WHAT IS EXPECTED. Return all lines below containing the word "kind".

** Start MATERIAL FOR THIS TASK **

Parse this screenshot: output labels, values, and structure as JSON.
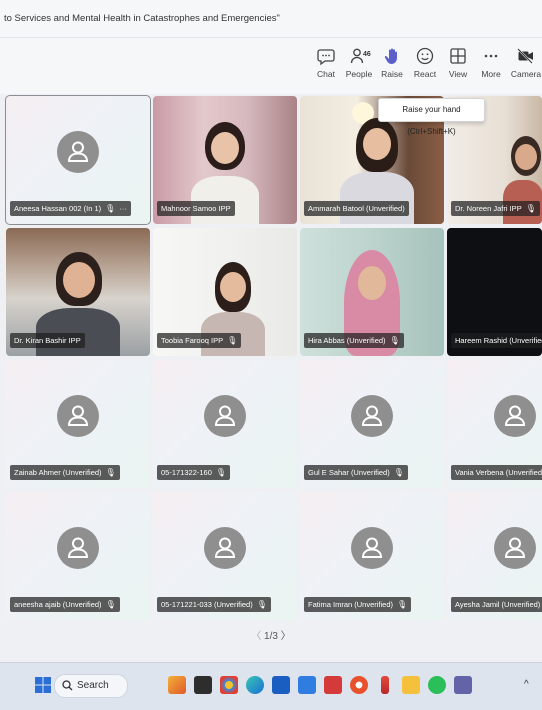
{
  "window": {
    "title": "to Services and Mental Health in Catastrophes and Emergencies\""
  },
  "toolbar": {
    "chat": "Chat",
    "people": "People",
    "people_count": "46",
    "raise": "Raise",
    "react": "React",
    "view": "View",
    "more": "More",
    "camera": "Camera"
  },
  "tooltip": "Raise your hand (Ctrl+Shift+K)",
  "participants": [
    {
      "name": "Aneesa Hassan 002 (In 1)",
      "type": "avatar"
    },
    {
      "name": "Mahnoor Samoo IPP",
      "type": "video"
    },
    {
      "name": "Ammarah Batool (Unverified)",
      "type": "video"
    },
    {
      "name": "Dr. Noreen Jafri IPP",
      "type": "video"
    },
    {
      "name": "Dr. Kiran Bashir IPP",
      "type": "video"
    },
    {
      "name": "Toobia Farooq IPP",
      "type": "video"
    },
    {
      "name": "Hira Abbas (Unverified)",
      "type": "video"
    },
    {
      "name": "Hareem Rashid (Unverified)",
      "type": "video"
    },
    {
      "name": "Zainab Ahmer (Unverified)",
      "type": "avatar"
    },
    {
      "name": "05-171322-160",
      "type": "avatar"
    },
    {
      "name": "Gul E Sahar (Unverified)",
      "type": "avatar"
    },
    {
      "name": "Vania Verbena (Unverified)",
      "type": "avatar"
    },
    {
      "name": "aneesha ajaib (Unverified)",
      "type": "avatar"
    },
    {
      "name": "05-171221-033 (Unverified)",
      "type": "avatar"
    },
    {
      "name": "Fatima Imran (Unverified)",
      "type": "avatar"
    },
    {
      "name": "Ayesha Jamil (Unverified)",
      "type": "avatar"
    }
  ],
  "pager": {
    "prev": "〈",
    "label": "1/3",
    "next": "〉"
  },
  "taskbar": {
    "search": "Search",
    "start_color": "#2b6fd6",
    "accent_color": "#6264a7"
  }
}
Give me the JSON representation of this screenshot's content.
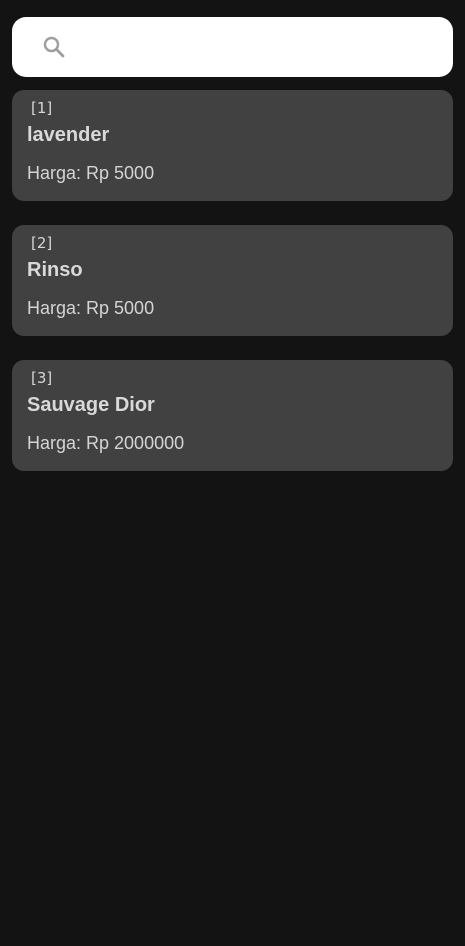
{
  "search": {
    "placeholder": "",
    "value": "",
    "icon": "search-icon"
  },
  "items": [
    {
      "id_label": "[1]",
      "name": "lavender",
      "price": "Harga: Rp 5000"
    },
    {
      "id_label": "[2]",
      "name": "Rinso",
      "price": "Harga: Rp 5000"
    },
    {
      "id_label": "[3]",
      "name": "Sauvage Dior",
      "price": "Harga: Rp 2000000"
    }
  ],
  "colors": {
    "background": "#131313",
    "card": "#414141",
    "search_bg": "#ffffff",
    "text": "#d9d9d9"
  }
}
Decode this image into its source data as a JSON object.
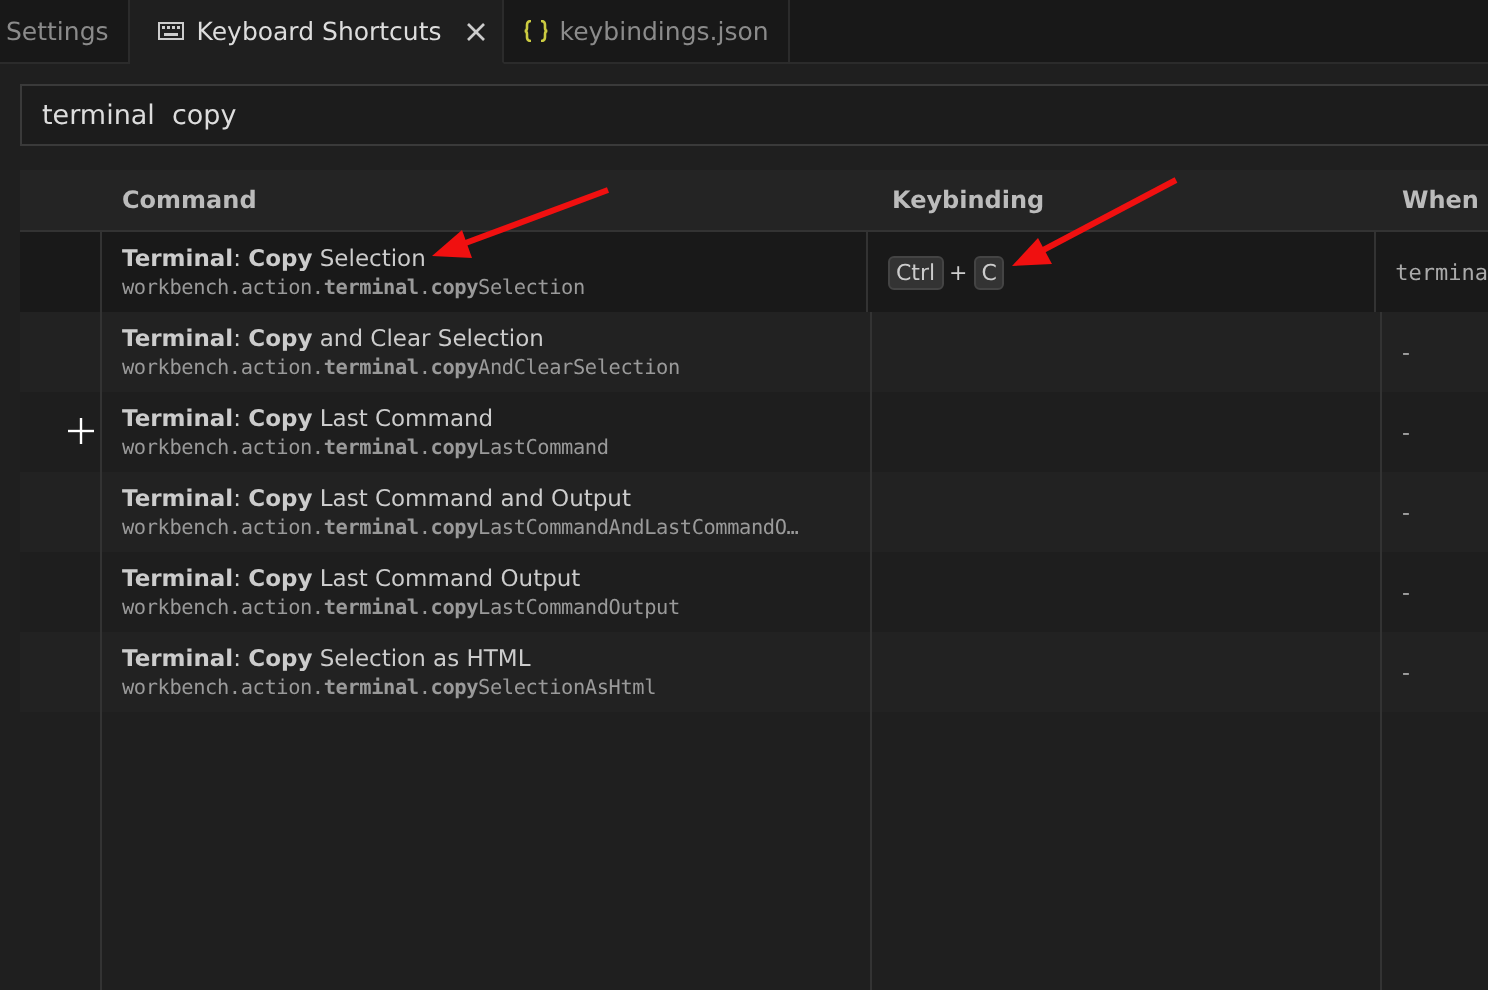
{
  "tabs": [
    {
      "label": "Settings",
      "kind": "settings",
      "selected": false,
      "closable": false
    },
    {
      "label": "Keyboard Shortcuts",
      "kind": "keyboard",
      "selected": true,
      "closable": true
    },
    {
      "label": "keybindings.json",
      "kind": "json",
      "selected": false,
      "closable": false
    }
  ],
  "search": {
    "value": "terminal  copy"
  },
  "table": {
    "columns": [
      "Command",
      "Keybinding",
      "When"
    ],
    "rows": [
      {
        "title": "**Terminal**: **Copy** Selection",
        "command_id": "workbench.action.**terminal**.**copy**Selection",
        "keybinding": [
          {
            "kind": "key",
            "text": "Ctrl"
          },
          {
            "kind": "sep",
            "text": "+"
          },
          {
            "kind": "key",
            "text": "C"
          }
        ],
        "when": "termina",
        "selected": true
      },
      {
        "title": "**Terminal**: **Copy** and Clear Selection",
        "command_id": "workbench.action.**terminal**.**copy**AndClearSelection",
        "keybinding": [],
        "when": "-",
        "selected": false
      },
      {
        "title": "**Terminal**: **Copy** Last Command",
        "command_id": "workbench.action.**terminal**.**copy**LastCommand",
        "keybinding": [],
        "when": "-",
        "selected": false
      },
      {
        "title": "**Terminal**: **Copy** Last Command and Output",
        "command_id": "workbench.action.**terminal**.**copy**LastCommandAndLastCommandO…",
        "keybinding": [],
        "when": "-",
        "selected": false
      },
      {
        "title": "**Terminal**: **Copy** Last Command Output",
        "command_id": "workbench.action.**terminal**.**copy**LastCommandOutput",
        "keybinding": [],
        "when": "-",
        "selected": false
      },
      {
        "title": "**Terminal**: **Copy** Selection as HTML",
        "command_id": "workbench.action.**terminal**.**copy**SelectionAsHtml",
        "keybinding": [],
        "when": "-",
        "selected": false
      }
    ]
  }
}
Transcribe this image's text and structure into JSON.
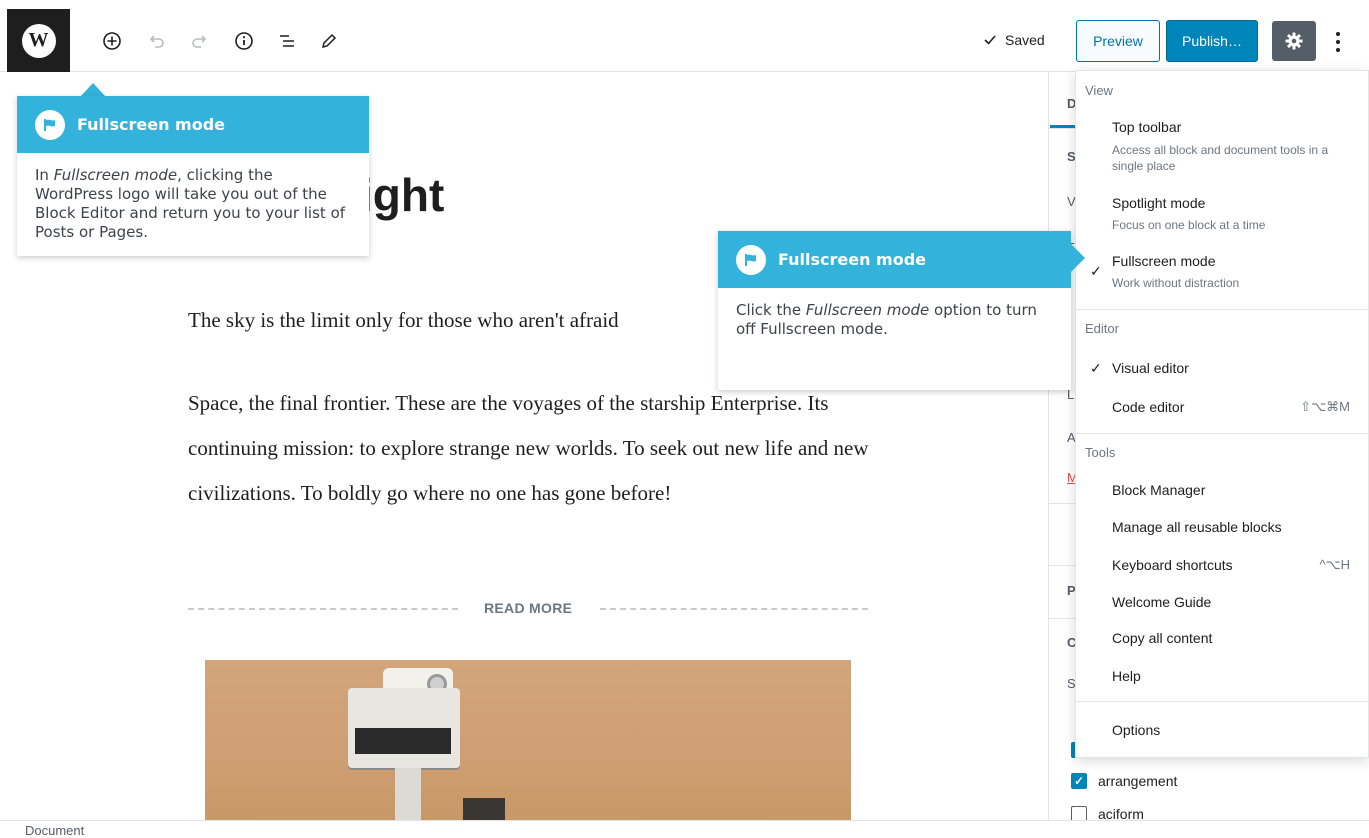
{
  "toolbar": {
    "saved_label": "Saved",
    "preview_label": "Preview",
    "publish_label": "Publish…"
  },
  "editor": {
    "title_fragment": "ight",
    "paragraph1": "The sky is the limit only for those who aren't afraid",
    "paragraph2": "Space, the final frontier. These are the voyages of the starship Enterprise. Its continuing mission: to explore strange new worlds. To seek out new life and new civilizations. To boldly go where no one has gone before!",
    "read_more": "READ MORE"
  },
  "sidebar": {
    "letters": [
      "D",
      "S",
      "V",
      "F",
      "L",
      "A",
      "M",
      "P",
      "C",
      "S"
    ],
    "checkboxes": [
      {
        "label": "arrangement",
        "checked": true
      },
      {
        "label": "aciform",
        "checked": false
      }
    ]
  },
  "menu": {
    "view_heading": "View",
    "top_toolbar": "Top toolbar",
    "top_toolbar_desc": "Access all block and document tools in a single place",
    "spotlight": "Spotlight mode",
    "spotlight_desc": "Focus on one block at a time",
    "fullscreen": "Fullscreen mode",
    "fullscreen_desc": "Work without distraction",
    "editor_heading": "Editor",
    "visual_editor": "Visual editor",
    "code_editor": "Code editor",
    "code_editor_shortcut": "⇧⌥⌘M",
    "tools_heading": "Tools",
    "block_manager": "Block Manager",
    "reusable_blocks": "Manage all reusable blocks",
    "keyboard_shortcuts": "Keyboard shortcuts",
    "keyboard_shortcuts_shortcut": "^⌥H",
    "welcome_guide": "Welcome Guide",
    "copy_all": "Copy all content",
    "help": "Help",
    "options": "Options"
  },
  "tooltip1": {
    "title": "Fullscreen mode",
    "body_pre": "In ",
    "body_em": "Fullscreen mode",
    "body_post": ", clicking the WordPress logo will take you out of the Block Editor and return you to your list of Posts or Pages."
  },
  "tooltip2": {
    "title": "Fullscreen mode",
    "body_pre": "Click the ",
    "body_em": "Fullscreen mode",
    "body_post": " option to turn off Fullscreen mode."
  },
  "footer": {
    "breadcrumb": "Document"
  },
  "colors": {
    "accent": "#0085ba",
    "tooltip_header": "#33b3db"
  }
}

** End MATERIAL FOR THIS TASK **

ANSWER FOR THE TASK.
      "kind": "settings",
      "kind": "keyboard",
      "kind": "json",
            "kind": "key",
            "kind": "sep",
            "kind": "key",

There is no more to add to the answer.